• _ENTRIES SHOWN_:
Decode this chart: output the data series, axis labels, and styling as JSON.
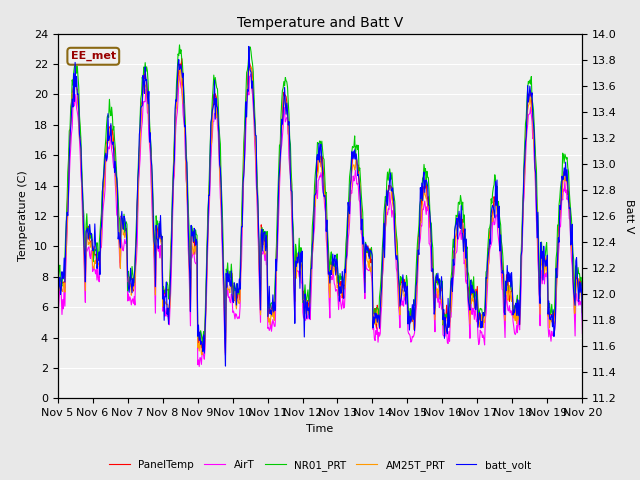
{
  "title": "Temperature and Batt V",
  "ylabel_left": "Temperature (C)",
  "ylabel_right": "Batt V",
  "xlabel": "Time",
  "annotation": "EE_met",
  "ylim_left": [
    0,
    24
  ],
  "ylim_right": [
    11.2,
    14.0
  ],
  "yticks_left": [
    0,
    2,
    4,
    6,
    8,
    10,
    12,
    14,
    16,
    18,
    20,
    22,
    24
  ],
  "yticks_right": [
    11.2,
    11.4,
    11.6,
    11.8,
    12.0,
    12.2,
    12.4,
    12.6,
    12.8,
    13.0,
    13.2,
    13.4,
    13.6,
    13.8,
    14.0
  ],
  "xtick_labels": [
    "Nov 5",
    "Nov 6",
    "Nov 7",
    "Nov 8",
    "Nov 9",
    "Nov 10",
    "Nov 11",
    "Nov 12",
    "Nov 13",
    "Nov 14",
    "Nov 15",
    "Nov 16",
    "Nov 17",
    "Nov 18",
    "Nov 19",
    "Nov 20"
  ],
  "series_colors": {
    "PanelTemp": "#ff0000",
    "AirT": "#ff00ff",
    "NR01_PRT": "#00cc00",
    "AM25T_PRT": "#ff9900",
    "batt_volt": "#0000ff"
  },
  "legend_labels": [
    "PanelTemp",
    "AirT",
    "NR01_PRT",
    "AM25T_PRT",
    "batt_volt"
  ],
  "bg_color": "#e8e8e8",
  "plot_bg_color": "#f0f0f0",
  "grid_color": "#ffffff"
}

• _EXERCISE BRIEF_: Retype every entry verbatim and exclude the pictures from the copy.

• _EXPECTED OUTPUT_:
Decode this chart: output the data series, axis labels, and styling as JSON.
{
  "title": "Temperature and Batt V",
  "ylabel_left": "Temperature (C)",
  "ylabel_right": "Batt V",
  "xlabel": "Time",
  "annotation": "EE_met",
  "ylim_left": [
    0,
    24
  ],
  "ylim_right": [
    11.2,
    14.0
  ],
  "yticks_left": [
    0,
    2,
    4,
    6,
    8,
    10,
    12,
    14,
    16,
    18,
    20,
    22,
    24
  ],
  "yticks_right": [
    11.2,
    11.4,
    11.6,
    11.8,
    12.0,
    12.2,
    12.4,
    12.6,
    12.8,
    13.0,
    13.2,
    13.4,
    13.6,
    13.8,
    14.0
  ],
  "xtick_labels": [
    "Nov 5",
    "Nov 6",
    "Nov 7",
    "Nov 8",
    "Nov 9",
    "Nov 10",
    "Nov 11",
    "Nov 12",
    "Nov 13",
    "Nov 14",
    "Nov 15",
    "Nov 16",
    "Nov 17",
    "Nov 18",
    "Nov 19",
    "Nov 20"
  ],
  "series_colors": {
    "PanelTemp": "#ff0000",
    "AirT": "#ff00ff",
    "NR01_PRT": "#00cc00",
    "AM25T_PRT": "#ff9900",
    "batt_volt": "#0000ff"
  },
  "legend_labels": [
    "PanelTemp",
    "AirT",
    "NR01_PRT",
    "AM25T_PRT",
    "batt_volt"
  ],
  "bg_color": "#e8e8e8",
  "plot_bg_color": "#f0f0f0",
  "grid_color": "#ffffff"
}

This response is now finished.